- TASK STATEMENT
How many lines in this data contain the string "сбрасывается"? Reply with the number only.

- DATA SHOWN
┄┄┄┄┄┄┄┄┄┄
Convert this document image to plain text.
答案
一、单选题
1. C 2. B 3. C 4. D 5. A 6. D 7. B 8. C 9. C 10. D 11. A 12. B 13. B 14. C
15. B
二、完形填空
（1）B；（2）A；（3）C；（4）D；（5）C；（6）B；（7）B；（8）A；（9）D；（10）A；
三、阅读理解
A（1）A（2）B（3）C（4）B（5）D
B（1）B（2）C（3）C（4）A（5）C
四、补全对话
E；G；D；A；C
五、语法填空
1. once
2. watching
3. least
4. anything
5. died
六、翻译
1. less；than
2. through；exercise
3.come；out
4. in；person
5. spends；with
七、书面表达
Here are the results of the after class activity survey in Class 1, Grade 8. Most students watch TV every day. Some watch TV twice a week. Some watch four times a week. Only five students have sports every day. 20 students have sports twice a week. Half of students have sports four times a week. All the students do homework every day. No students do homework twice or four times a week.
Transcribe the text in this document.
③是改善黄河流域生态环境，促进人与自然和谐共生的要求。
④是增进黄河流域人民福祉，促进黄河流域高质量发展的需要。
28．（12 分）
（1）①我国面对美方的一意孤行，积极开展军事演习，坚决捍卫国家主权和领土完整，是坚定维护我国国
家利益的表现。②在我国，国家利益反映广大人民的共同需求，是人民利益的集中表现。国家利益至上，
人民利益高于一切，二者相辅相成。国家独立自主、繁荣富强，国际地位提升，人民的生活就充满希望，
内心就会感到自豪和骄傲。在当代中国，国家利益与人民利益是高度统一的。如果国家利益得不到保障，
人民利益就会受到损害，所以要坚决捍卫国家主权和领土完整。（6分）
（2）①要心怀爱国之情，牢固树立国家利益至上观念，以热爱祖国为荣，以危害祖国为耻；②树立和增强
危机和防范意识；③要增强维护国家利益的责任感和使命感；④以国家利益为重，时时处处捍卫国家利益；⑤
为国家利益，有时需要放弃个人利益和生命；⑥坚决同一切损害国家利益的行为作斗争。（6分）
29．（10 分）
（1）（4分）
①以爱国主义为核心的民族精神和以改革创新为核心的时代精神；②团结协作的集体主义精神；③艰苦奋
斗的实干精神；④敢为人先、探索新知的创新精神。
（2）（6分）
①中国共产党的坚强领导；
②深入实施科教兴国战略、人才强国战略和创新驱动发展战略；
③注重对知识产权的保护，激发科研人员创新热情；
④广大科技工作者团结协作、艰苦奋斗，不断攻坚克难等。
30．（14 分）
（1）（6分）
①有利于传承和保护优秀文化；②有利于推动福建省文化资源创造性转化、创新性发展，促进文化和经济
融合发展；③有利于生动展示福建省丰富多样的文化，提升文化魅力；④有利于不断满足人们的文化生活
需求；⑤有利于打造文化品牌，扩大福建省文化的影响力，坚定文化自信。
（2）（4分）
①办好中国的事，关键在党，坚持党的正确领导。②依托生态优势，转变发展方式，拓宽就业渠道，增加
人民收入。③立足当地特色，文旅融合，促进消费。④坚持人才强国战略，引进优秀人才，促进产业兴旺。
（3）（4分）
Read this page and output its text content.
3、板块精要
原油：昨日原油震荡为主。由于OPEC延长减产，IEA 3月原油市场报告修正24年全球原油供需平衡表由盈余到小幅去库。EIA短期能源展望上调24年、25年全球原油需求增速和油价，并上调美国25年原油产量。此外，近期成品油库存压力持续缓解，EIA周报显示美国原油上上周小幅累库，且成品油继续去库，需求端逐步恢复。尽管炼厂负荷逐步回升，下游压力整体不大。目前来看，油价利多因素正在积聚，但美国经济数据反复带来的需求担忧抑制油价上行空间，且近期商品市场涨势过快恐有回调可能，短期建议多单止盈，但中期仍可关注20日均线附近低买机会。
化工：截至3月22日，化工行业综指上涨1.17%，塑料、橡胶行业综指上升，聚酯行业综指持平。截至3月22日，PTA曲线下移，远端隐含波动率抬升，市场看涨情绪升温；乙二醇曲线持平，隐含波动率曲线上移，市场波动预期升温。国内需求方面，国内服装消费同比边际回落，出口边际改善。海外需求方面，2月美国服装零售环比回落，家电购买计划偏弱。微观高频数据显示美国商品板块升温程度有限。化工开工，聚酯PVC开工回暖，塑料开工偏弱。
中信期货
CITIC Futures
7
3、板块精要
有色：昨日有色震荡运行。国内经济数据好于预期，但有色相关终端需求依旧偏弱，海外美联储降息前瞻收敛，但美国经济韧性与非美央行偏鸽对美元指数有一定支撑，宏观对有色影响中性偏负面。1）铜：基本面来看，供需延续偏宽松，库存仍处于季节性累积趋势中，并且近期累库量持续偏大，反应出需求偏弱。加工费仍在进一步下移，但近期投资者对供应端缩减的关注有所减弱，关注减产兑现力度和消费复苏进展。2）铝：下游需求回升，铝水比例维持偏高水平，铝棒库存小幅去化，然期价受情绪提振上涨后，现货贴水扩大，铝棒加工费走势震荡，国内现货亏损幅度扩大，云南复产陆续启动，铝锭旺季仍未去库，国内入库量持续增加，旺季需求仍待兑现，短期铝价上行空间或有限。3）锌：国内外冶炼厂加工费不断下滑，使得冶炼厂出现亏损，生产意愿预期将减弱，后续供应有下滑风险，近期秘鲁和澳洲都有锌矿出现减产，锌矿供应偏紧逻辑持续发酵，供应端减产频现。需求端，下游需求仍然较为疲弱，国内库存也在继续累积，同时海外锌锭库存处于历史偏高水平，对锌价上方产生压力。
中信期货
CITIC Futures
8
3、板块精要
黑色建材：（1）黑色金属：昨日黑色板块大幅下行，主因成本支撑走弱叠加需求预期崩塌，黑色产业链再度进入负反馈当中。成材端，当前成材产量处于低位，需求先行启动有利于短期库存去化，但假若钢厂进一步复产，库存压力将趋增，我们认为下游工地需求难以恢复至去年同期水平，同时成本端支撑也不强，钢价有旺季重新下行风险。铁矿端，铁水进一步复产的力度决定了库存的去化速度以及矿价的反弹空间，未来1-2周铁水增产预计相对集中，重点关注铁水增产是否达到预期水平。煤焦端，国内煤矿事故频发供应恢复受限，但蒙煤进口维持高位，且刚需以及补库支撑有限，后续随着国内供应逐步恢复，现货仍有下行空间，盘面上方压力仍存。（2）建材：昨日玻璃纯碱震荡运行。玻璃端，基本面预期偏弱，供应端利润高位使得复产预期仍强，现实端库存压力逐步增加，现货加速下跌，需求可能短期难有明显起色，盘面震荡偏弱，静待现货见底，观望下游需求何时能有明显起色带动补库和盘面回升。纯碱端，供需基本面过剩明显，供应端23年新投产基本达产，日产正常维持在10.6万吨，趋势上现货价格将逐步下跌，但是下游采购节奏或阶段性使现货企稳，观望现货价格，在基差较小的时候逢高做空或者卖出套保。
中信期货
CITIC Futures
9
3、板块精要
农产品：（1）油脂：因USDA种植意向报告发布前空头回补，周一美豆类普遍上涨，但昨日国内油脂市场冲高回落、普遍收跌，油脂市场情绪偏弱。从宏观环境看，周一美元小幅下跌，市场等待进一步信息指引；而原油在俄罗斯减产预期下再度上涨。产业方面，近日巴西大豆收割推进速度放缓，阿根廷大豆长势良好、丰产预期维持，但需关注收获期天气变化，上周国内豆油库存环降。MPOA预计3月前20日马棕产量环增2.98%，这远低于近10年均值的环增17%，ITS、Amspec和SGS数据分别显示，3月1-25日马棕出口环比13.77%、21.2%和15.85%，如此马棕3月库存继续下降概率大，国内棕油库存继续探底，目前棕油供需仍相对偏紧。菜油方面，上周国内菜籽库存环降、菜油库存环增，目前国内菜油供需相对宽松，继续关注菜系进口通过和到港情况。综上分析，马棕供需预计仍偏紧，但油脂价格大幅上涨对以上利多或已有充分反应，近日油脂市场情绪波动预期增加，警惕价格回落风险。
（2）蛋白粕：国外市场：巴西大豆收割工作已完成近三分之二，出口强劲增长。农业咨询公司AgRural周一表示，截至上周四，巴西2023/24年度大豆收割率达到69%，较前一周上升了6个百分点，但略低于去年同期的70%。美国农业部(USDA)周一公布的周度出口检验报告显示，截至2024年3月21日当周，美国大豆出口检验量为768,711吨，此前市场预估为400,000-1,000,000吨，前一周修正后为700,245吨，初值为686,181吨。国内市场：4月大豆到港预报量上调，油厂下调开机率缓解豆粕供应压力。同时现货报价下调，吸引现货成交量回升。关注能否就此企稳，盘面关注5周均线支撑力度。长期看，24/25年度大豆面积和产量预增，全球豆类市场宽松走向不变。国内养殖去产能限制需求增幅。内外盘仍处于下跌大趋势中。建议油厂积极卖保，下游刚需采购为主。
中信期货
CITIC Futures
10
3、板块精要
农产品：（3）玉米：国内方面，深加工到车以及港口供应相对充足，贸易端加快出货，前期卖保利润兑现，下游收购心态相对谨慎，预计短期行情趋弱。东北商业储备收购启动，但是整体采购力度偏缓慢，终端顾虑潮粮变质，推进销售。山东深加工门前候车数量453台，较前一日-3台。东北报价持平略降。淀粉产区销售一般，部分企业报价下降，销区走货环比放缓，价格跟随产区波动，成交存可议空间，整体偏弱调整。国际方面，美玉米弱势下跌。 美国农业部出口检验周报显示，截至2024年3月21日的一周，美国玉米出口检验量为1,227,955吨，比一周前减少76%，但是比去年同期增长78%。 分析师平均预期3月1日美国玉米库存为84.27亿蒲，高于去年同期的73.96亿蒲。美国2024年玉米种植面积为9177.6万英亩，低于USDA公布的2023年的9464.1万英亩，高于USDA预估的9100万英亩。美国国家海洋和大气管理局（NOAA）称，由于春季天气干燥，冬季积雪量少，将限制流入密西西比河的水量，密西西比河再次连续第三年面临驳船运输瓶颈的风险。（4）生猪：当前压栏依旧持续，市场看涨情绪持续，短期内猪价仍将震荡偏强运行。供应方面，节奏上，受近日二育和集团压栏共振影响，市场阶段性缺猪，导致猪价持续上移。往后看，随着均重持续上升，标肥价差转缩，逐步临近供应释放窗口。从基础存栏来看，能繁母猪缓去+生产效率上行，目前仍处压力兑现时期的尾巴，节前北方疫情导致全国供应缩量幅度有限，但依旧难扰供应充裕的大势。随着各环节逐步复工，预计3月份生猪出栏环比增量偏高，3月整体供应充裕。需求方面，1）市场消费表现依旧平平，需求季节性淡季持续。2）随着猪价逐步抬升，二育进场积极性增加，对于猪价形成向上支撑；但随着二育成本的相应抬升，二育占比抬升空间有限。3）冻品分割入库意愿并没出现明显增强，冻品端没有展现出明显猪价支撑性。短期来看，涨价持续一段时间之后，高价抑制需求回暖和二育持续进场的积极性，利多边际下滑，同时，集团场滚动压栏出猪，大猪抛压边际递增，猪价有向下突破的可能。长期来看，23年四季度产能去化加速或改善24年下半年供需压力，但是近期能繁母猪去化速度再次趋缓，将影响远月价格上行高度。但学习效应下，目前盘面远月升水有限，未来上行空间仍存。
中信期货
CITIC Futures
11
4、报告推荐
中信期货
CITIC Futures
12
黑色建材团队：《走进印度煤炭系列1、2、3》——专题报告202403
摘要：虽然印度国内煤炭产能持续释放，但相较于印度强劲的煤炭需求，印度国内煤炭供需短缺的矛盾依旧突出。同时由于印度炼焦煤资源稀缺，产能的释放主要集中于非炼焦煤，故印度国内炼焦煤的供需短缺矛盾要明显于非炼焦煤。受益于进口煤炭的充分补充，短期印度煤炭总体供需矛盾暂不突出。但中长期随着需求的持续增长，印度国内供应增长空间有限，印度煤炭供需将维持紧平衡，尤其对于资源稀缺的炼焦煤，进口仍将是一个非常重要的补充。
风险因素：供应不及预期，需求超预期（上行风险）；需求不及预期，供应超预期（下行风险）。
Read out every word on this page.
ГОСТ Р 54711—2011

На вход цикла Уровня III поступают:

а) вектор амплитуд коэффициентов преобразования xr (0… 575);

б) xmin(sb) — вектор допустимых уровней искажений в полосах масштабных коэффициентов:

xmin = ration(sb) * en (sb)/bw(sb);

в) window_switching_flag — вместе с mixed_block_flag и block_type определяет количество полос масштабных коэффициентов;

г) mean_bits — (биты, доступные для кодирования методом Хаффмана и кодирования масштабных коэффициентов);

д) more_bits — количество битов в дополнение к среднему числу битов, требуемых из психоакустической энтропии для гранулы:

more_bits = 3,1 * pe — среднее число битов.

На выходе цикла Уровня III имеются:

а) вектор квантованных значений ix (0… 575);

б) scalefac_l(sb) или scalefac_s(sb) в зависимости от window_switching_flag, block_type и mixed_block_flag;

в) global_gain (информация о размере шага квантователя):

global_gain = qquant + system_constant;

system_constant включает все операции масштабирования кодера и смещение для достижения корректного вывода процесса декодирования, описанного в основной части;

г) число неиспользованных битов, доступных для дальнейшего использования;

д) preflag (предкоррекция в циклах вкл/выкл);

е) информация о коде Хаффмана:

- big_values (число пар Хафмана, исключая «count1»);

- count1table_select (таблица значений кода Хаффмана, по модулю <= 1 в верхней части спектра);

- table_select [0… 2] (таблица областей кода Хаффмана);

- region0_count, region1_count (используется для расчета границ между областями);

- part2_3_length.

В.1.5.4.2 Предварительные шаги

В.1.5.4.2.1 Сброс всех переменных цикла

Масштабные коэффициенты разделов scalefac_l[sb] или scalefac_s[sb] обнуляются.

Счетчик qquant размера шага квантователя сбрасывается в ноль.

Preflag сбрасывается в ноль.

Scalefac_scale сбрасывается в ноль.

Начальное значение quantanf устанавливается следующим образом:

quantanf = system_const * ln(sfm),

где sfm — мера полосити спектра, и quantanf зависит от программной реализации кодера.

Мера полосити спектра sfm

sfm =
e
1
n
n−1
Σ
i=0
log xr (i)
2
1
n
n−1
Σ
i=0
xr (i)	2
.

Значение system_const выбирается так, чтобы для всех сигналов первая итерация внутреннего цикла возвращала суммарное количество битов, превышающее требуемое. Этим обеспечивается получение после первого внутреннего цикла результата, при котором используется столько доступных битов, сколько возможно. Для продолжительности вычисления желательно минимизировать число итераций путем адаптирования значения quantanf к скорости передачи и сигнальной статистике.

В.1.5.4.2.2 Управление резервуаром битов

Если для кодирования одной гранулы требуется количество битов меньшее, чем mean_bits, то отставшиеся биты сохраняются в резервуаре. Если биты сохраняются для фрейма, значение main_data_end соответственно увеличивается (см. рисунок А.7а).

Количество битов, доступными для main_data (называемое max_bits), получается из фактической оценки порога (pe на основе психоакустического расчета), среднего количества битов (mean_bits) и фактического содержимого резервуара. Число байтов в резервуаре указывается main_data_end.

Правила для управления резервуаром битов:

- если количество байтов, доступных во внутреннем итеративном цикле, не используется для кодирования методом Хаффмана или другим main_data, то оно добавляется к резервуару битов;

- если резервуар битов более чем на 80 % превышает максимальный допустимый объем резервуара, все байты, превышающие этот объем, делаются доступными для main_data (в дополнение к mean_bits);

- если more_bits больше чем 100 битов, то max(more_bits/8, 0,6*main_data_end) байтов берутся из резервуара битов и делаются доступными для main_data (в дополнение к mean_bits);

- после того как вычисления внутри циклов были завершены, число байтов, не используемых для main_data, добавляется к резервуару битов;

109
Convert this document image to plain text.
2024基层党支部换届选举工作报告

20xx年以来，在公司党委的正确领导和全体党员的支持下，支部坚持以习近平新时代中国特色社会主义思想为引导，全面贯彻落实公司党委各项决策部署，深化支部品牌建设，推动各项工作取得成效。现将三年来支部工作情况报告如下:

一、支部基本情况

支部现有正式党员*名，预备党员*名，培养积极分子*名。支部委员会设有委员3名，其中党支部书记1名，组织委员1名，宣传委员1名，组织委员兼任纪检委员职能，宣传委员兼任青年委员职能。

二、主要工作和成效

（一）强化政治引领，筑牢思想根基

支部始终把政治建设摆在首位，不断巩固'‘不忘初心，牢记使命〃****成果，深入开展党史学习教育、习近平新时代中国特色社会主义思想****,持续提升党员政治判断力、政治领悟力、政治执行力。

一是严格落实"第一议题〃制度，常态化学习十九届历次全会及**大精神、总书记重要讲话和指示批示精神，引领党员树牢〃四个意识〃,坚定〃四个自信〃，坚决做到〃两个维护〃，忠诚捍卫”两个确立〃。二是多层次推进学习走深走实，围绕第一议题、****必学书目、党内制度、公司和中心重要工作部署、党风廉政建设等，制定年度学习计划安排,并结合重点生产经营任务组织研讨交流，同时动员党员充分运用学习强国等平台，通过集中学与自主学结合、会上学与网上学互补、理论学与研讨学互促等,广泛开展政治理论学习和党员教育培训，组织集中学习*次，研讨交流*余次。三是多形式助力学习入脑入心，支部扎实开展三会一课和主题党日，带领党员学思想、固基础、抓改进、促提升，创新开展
┄┄┄┄┄┄┄┄┄┄
- PROBLEM SOLUTION
3